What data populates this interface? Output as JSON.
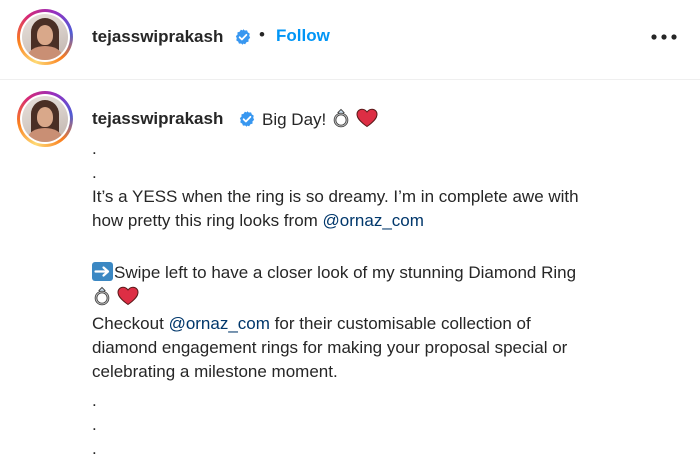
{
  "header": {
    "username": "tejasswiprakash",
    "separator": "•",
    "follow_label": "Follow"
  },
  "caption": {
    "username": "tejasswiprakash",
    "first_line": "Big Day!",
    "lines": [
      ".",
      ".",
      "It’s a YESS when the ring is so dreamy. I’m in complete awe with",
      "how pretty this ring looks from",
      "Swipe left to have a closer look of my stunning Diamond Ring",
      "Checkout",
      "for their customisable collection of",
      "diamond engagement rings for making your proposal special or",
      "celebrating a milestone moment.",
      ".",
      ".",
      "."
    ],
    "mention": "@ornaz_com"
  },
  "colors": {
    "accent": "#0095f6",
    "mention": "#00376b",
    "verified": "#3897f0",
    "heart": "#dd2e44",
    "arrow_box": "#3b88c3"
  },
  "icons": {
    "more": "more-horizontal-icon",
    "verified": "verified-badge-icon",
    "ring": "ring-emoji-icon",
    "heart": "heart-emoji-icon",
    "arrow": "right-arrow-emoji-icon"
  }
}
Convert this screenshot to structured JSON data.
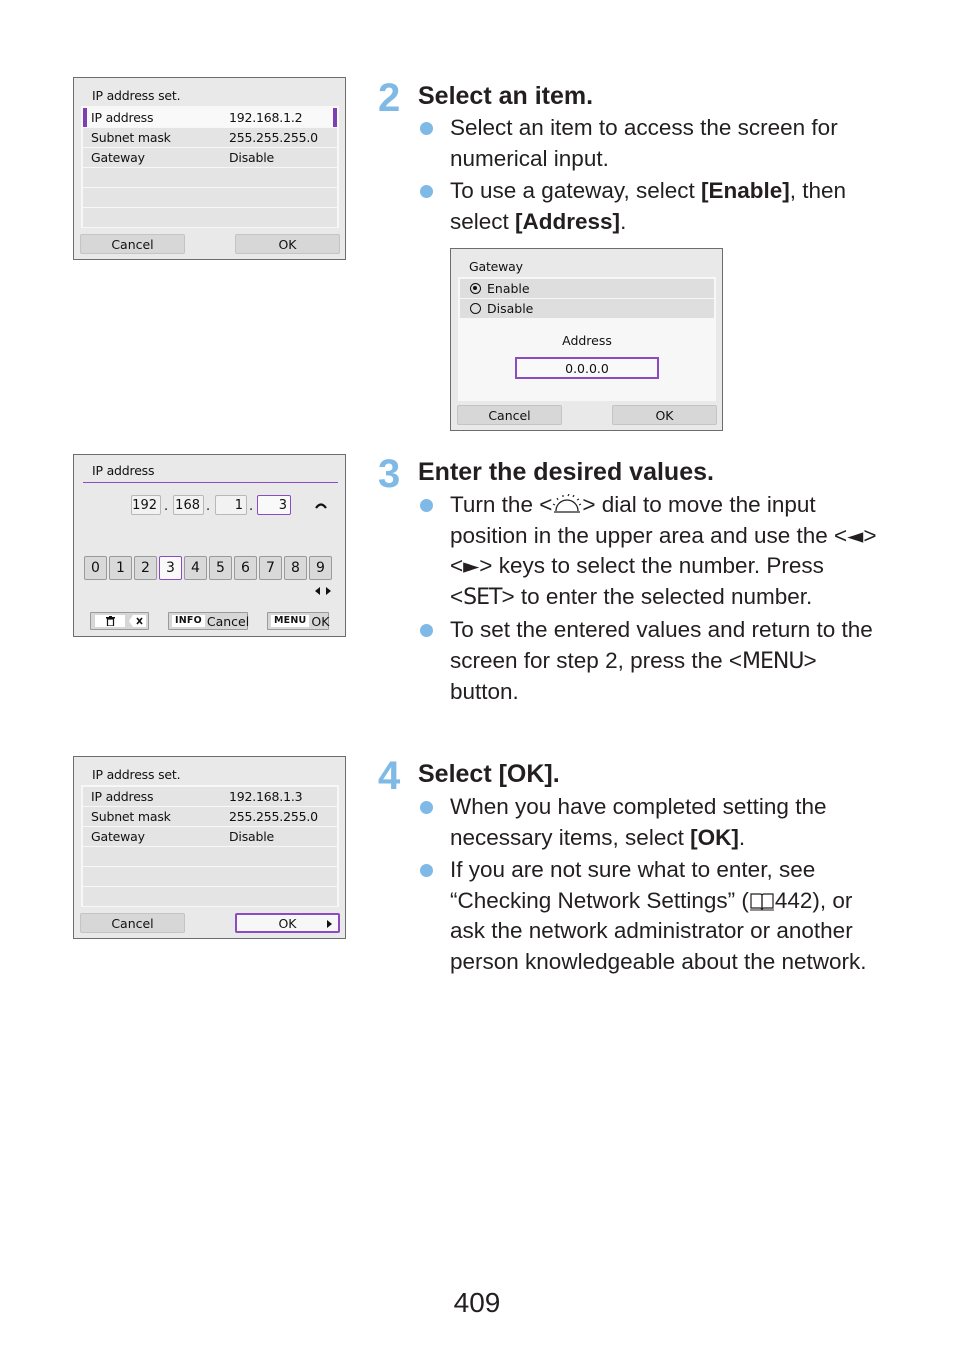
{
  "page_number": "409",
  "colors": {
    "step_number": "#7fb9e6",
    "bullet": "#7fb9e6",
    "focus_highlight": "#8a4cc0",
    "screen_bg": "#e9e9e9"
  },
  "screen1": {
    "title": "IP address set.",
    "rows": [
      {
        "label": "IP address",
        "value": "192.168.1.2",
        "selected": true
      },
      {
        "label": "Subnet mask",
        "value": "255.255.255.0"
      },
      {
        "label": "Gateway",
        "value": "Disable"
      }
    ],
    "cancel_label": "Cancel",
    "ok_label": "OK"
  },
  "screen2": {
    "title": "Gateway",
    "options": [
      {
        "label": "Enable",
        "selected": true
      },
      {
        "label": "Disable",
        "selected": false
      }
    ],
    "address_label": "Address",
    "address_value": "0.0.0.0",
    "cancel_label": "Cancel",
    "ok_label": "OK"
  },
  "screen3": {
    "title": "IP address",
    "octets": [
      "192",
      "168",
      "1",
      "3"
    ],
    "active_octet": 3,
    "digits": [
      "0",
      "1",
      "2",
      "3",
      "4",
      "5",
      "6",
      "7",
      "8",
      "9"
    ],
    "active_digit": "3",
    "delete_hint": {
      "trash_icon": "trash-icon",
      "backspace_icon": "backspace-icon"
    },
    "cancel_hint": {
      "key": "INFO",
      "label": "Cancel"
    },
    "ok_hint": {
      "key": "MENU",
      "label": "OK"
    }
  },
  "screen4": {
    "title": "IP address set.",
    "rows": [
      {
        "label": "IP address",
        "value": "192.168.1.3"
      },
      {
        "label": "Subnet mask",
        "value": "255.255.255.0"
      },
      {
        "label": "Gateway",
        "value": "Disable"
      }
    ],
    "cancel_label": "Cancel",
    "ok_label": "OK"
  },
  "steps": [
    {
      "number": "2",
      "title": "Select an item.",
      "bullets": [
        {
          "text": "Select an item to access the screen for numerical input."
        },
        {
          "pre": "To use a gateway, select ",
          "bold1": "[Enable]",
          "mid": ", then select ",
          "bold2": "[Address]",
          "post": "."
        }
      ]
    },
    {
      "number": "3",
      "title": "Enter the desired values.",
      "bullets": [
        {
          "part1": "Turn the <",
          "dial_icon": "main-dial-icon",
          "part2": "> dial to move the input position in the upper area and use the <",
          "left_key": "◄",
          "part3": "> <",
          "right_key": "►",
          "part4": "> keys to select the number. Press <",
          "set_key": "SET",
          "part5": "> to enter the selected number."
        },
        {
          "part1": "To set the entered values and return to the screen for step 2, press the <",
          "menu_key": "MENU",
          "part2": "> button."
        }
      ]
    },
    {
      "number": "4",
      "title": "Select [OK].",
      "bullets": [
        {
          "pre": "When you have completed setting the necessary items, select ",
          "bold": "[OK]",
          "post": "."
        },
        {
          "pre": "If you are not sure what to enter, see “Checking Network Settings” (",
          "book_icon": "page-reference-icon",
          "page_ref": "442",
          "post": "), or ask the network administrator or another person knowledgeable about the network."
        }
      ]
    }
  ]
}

__Exercise directions__:
Replicate the material above verbatim; images stay out of the copy.

__Answer to the exercise__:
What data populates this interface? Output as JSON.
{
  "header": {
    "username": "tejasswiprakash",
    "separator": "•",
    "follow_label": "Follow"
  },
  "caption": {
    "username": "tejasswiprakash",
    "first_line": "Big Day!",
    "lines": [
      ".",
      ".",
      "It’s a YESS when the ring is so dreamy. I’m in complete awe with",
      "how pretty this ring looks from",
      "Swipe left to have a closer look of my stunning Diamond Ring",
      "Checkout",
      "for their customisable collection of",
      "diamond engagement rings for making your proposal special or",
      "celebrating a milestone moment.",
      ".",
      ".",
      "."
    ],
    "mention": "@ornaz_com"
  },
  "colors": {
    "accent": "#0095f6",
    "mention": "#00376b",
    "verified": "#3897f0",
    "heart": "#dd2e44",
    "arrow_box": "#3b88c3"
  },
  "icons": {
    "more": "more-horizontal-icon",
    "verified": "verified-badge-icon",
    "ring": "ring-emoji-icon",
    "heart": "heart-emoji-icon",
    "arrow": "right-arrow-emoji-icon"
  }
}
Convert this screenshot to structured JSON data.
{
  "page_number": "409",
  "colors": {
    "step_number": "#7fb9e6",
    "bullet": "#7fb9e6",
    "focus_highlight": "#8a4cc0",
    "screen_bg": "#e9e9e9"
  },
  "screen1": {
    "title": "IP address set.",
    "rows": [
      {
        "label": "IP address",
        "value": "192.168.1.2",
        "selected": true
      },
      {
        "label": "Subnet mask",
        "value": "255.255.255.0"
      },
      {
        "label": "Gateway",
        "value": "Disable"
      }
    ],
    "cancel_label": "Cancel",
    "ok_label": "OK"
  },
  "screen2": {
    "title": "Gateway",
    "options": [
      {
        "label": "Enable",
        "selected": true
      },
      {
        "label": "Disable",
        "selected": false
      }
    ],
    "address_label": "Address",
    "address_value": "0.0.0.0",
    "cancel_label": "Cancel",
    "ok_label": "OK"
  },
  "screen3": {
    "title": "IP address",
    "octets": [
      "192",
      "168",
      "1",
      "3"
    ],
    "active_octet": 3,
    "digits": [
      "0",
      "1",
      "2",
      "3",
      "4",
      "5",
      "6",
      "7",
      "8",
      "9"
    ],
    "active_digit": "3",
    "delete_hint": {
      "trash_icon": "trash-icon",
      "backspace_icon": "backspace-icon"
    },
    "cancel_hint": {
      "key": "INFO",
      "label": "Cancel"
    },
    "ok_hint": {
      "key": "MENU",
      "label": "OK"
    }
  },
  "screen4": {
    "title": "IP address set.",
    "rows": [
      {
        "label": "IP address",
        "value": "192.168.1.3"
      },
      {
        "label": "Subnet mask",
        "value": "255.255.255.0"
      },
      {
        "label": "Gateway",
        "value": "Disable"
      }
    ],
    "cancel_label": "Cancel",
    "ok_label": "OK"
  },
  "steps": [
    {
      "number": "2",
      "title": "Select an item.",
      "bullets": [
        {
          "text": "Select an item to access the screen for numerical input."
        },
        {
          "pre": "To use a gateway, select ",
          "bold1": "[Enable]",
          "mid": ", then select ",
          "bold2": "[Address]",
          "post": "."
        }
      ]
    },
    {
      "number": "3",
      "title": "Enter the desired values.",
      "bullets": [
        {
          "part1": "Turn the <",
          "dial_icon": "main-dial-icon",
          "part2": "> dial to move the input position in the upper area and use the <",
          "left_key": "◄",
          "part3": "> <",
          "right_key": "►",
          "part4": "> keys to select the number. Press <",
          "set_key": "SET",
          "part5": "> to enter the selected number."
        },
        {
          "part1": "To set the entered values and return to the screen for step 2, press the <",
          "menu_key": "MENU",
          "part2": "> button."
        }
      ]
    },
    {
      "number": "4",
      "title": "Select [OK].",
      "bullets": [
        {
          "pre": "When you have completed setting the necessary items, select ",
          "bold": "[OK]",
          "post": "."
        },
        {
          "pre": "If you are not sure what to enter, see “Checking Network Settings” (",
          "book_icon": "page-reference-icon",
          "page_ref": "442",
          "post": "), or ask the network administrator or another person knowledgeable about the network."
        }
      ]
    }
  ]
}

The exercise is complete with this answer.